** Start **

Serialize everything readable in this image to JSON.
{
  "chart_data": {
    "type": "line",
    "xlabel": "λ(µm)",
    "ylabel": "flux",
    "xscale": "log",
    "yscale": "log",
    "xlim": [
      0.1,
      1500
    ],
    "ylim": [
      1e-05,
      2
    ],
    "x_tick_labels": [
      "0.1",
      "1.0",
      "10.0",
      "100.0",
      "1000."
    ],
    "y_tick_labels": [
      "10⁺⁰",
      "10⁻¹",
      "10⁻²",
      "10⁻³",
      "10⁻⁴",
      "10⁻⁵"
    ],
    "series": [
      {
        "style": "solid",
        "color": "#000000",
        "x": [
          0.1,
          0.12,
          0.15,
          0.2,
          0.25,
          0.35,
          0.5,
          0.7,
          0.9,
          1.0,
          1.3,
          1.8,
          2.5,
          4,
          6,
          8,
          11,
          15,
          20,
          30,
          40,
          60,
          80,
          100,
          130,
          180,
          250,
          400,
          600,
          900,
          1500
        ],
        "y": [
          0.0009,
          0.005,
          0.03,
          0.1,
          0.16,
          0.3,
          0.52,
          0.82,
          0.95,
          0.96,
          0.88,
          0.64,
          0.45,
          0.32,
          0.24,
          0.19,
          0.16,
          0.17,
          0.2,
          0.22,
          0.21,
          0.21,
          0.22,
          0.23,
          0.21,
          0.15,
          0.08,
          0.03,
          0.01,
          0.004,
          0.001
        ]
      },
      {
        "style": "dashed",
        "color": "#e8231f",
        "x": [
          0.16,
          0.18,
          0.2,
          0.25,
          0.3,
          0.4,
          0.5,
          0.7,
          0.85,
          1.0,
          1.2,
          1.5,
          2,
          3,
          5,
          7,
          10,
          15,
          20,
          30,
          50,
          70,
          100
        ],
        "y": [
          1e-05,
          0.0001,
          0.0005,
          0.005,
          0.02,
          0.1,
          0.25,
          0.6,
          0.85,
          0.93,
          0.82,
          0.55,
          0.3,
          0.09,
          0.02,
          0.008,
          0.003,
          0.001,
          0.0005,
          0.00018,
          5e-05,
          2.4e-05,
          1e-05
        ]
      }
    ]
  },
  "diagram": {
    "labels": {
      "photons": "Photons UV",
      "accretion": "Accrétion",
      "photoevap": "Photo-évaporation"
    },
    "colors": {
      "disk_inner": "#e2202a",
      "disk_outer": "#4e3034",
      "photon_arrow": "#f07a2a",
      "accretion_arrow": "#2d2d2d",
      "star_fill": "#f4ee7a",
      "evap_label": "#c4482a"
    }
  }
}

** End **

- _Instructions for the task_
Using the data above, reproduce every line exactly.

- _Exercise result_
Serialize everything readable in this image to JSON.
{
  "chart_data": {
    "type": "line",
    "xlabel": "λ(µm)",
    "ylabel": "flux",
    "xscale": "log",
    "yscale": "log",
    "xlim": [
      0.1,
      1500
    ],
    "ylim": [
      1e-05,
      2
    ],
    "x_tick_labels": [
      "0.1",
      "1.0",
      "10.0",
      "100.0",
      "1000."
    ],
    "y_tick_labels": [
      "10⁺⁰",
      "10⁻¹",
      "10⁻²",
      "10⁻³",
      "10⁻⁴",
      "10⁻⁵"
    ],
    "series": [
      {
        "style": "solid",
        "color": "#000000",
        "x": [
          0.1,
          0.12,
          0.15,
          0.2,
          0.25,
          0.35,
          0.5,
          0.7,
          0.9,
          1.0,
          1.3,
          1.8,
          2.5,
          4,
          6,
          8,
          11,
          15,
          20,
          30,
          40,
          60,
          80,
          100,
          130,
          180,
          250,
          400,
          600,
          900,
          1500
        ],
        "y": [
          0.0009,
          0.005,
          0.03,
          0.1,
          0.16,
          0.3,
          0.52,
          0.82,
          0.95,
          0.96,
          0.88,
          0.64,
          0.45,
          0.32,
          0.24,
          0.19,
          0.16,
          0.17,
          0.2,
          0.22,
          0.21,
          0.21,
          0.22,
          0.23,
          0.21,
          0.15,
          0.08,
          0.03,
          0.01,
          0.004,
          0.001
        ]
      },
      {
        "style": "dashed",
        "color": "#e8231f",
        "x": [
          0.16,
          0.18,
          0.2,
          0.25,
          0.3,
          0.4,
          0.5,
          0.7,
          0.85,
          1.0,
          1.2,
          1.5,
          2,
          3,
          5,
          7,
          10,
          15,
          20,
          30,
          50,
          70,
          100
        ],
        "y": [
          1e-05,
          0.0001,
          0.0005,
          0.005,
          0.02,
          0.1,
          0.25,
          0.6,
          0.85,
          0.93,
          0.82,
          0.55,
          0.3,
          0.09,
          0.02,
          0.008,
          0.003,
          0.001,
          0.0005,
          0.00018,
          5e-05,
          2.4e-05,
          1e-05
        ]
      }
    ]
  },
  "diagram": {
    "labels": {
      "photons": "Photons UV",
      "accretion": "Accrétion",
      "photoevap": "Photo-évaporation"
    },
    "colors": {
      "disk_inner": "#e2202a",
      "disk_outer": "#4e3034",
      "photon_arrow": "#f07a2a",
      "accretion_arrow": "#2d2d2d",
      "star_fill": "#f4ee7a",
      "evap_label": "#c4482a"
    }
  }
}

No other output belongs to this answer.